> **Belge bölümü**
= = = = = = =
Abaküs Yazılım
10. Hukuk Dairesi
Esas No: 2014/6569
Karar No: 2014/13454
Karar Tarihi: 29.05.2014

Yargıtay 10. Hukuk Dairesi 2014/6569 Esas 2014/13454 Karar Sayılı İlamı

10. Hukuk Dairesi         2014/6569 E.  ,  2014/13454 K.

    "İçtihat Metni"

    Mahkemesi : Ankara 15. İş Mahkemesi
    Tarihi : 29.01.2014
    No : 2012/329-2014/28

    Dava, 01.09.1995-31.08.2003 tarihleri arasında davalı işyerinde kesintisiz çalışıldığı halde eksik gösterilen 660 günlük hizmetin tespiti istemine ilişkindir. hizmet tespiti istemine ilişkindir.
= = = = = = =
> **Yapılacak görevler**
- a) Karar metninde geçen bütün tarihleri yazın.
- b) Karar metninin "Abaküs Yazılım" sözcüklerini içeren yerle açılıp "E.  ,  2014/13454 K." ile kapanan bölümünü harfi harfine yazın.
Satırlara ihtiyaç yoktur.
= = = = = = =
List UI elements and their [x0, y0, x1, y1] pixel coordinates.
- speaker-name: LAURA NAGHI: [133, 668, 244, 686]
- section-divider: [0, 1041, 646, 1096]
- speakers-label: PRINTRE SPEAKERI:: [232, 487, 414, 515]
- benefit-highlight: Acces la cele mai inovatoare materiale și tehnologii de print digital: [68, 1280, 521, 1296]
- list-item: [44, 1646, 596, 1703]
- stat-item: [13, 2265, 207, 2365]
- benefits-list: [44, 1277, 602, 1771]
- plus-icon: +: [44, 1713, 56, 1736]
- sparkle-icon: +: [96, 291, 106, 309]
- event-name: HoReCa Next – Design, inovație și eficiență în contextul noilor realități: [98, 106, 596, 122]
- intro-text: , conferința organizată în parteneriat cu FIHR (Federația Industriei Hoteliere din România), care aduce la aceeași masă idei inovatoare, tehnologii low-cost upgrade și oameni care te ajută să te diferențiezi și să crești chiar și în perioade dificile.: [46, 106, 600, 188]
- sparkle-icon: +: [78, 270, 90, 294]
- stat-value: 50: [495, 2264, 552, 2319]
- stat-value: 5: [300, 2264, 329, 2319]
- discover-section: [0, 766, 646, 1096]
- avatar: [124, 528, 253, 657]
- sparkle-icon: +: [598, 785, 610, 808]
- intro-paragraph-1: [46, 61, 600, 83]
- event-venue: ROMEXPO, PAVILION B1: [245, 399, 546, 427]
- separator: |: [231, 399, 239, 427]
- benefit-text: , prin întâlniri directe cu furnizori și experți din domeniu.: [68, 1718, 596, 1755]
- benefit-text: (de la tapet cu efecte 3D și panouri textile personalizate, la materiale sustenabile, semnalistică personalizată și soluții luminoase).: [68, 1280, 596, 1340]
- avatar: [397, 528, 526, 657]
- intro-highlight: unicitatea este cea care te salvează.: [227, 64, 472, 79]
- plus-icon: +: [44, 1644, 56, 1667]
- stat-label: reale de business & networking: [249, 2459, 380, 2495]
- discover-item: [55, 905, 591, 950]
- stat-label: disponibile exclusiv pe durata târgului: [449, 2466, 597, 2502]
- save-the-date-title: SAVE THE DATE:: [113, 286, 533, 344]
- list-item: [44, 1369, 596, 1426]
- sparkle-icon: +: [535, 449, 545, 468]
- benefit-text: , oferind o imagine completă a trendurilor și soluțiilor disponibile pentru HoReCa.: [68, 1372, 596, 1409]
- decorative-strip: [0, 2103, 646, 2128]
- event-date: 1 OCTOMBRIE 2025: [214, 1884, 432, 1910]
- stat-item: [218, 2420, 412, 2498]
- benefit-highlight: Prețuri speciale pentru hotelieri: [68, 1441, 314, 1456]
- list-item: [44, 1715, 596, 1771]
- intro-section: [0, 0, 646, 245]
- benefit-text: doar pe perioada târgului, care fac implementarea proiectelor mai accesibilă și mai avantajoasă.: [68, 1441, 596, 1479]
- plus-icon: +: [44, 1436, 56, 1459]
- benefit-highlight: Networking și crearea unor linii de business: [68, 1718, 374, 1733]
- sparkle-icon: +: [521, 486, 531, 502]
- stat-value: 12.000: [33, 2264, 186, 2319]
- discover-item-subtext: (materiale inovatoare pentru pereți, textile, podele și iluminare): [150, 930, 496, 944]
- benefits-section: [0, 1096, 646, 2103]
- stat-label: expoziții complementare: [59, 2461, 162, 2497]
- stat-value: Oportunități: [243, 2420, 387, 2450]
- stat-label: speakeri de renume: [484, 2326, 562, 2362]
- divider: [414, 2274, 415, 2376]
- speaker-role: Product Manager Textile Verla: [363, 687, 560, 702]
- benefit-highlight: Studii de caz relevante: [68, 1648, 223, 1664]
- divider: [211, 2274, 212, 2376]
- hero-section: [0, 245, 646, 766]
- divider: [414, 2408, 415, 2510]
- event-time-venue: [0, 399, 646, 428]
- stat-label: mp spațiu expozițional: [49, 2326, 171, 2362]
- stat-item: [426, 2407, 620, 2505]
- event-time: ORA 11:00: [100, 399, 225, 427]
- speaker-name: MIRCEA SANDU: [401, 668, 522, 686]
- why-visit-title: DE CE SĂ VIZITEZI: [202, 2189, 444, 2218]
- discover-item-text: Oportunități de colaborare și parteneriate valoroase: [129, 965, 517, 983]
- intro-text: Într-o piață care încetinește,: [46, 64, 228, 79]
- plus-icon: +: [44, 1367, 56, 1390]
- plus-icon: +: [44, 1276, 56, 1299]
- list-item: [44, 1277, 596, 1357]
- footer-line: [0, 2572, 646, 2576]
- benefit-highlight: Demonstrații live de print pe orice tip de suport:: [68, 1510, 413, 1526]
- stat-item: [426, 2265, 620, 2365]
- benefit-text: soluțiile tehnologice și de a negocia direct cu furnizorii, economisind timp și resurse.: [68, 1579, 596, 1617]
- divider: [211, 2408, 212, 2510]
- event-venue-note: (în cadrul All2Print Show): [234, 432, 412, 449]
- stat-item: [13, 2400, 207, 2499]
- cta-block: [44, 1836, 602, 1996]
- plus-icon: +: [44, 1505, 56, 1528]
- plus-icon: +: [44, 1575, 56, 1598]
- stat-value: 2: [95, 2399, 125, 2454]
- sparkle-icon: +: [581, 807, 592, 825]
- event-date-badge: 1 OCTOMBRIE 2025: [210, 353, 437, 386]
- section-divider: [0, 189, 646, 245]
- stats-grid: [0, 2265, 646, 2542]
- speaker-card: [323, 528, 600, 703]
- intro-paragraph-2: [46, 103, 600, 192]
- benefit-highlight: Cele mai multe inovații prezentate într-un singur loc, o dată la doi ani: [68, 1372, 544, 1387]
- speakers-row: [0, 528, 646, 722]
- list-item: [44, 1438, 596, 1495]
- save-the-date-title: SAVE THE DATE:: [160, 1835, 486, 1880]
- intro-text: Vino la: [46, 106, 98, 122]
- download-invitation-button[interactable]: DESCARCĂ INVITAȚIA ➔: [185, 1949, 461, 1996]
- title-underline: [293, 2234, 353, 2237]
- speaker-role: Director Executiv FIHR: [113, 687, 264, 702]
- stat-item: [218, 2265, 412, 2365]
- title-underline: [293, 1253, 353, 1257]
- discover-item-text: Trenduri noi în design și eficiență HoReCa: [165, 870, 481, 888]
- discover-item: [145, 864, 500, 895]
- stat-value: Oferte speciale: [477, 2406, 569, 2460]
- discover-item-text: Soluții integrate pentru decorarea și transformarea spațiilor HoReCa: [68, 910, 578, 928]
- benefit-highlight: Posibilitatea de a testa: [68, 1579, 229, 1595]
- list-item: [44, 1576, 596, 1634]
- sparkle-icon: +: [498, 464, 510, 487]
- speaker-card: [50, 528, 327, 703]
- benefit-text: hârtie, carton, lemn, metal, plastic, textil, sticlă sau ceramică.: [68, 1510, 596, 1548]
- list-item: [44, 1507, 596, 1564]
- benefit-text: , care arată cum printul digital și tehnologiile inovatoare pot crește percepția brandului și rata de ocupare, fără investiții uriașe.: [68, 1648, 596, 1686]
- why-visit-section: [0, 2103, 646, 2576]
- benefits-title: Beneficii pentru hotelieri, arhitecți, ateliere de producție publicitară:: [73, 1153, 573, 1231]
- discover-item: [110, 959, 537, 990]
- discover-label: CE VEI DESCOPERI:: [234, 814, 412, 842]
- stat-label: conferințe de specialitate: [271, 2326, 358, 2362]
= = = = = = =
> **Görev yanıtları**
- a)
29.05.2014
29.01.2014
01.09.1995
31.08.2003

- b)
Abaküs Yazılım
10. Hukuk Dairesi
Esas No: 2014/6569
Karar No: 2014/13454
Karar Tarihi: 29.05.2014

Yargıtay 10. Hukuk Dairesi 2014/6569 Esas 2014/13454 Karar Sayılı İlamı

10. Hukuk Dairesi         2014/6569 E.  ,  2014/13454 K.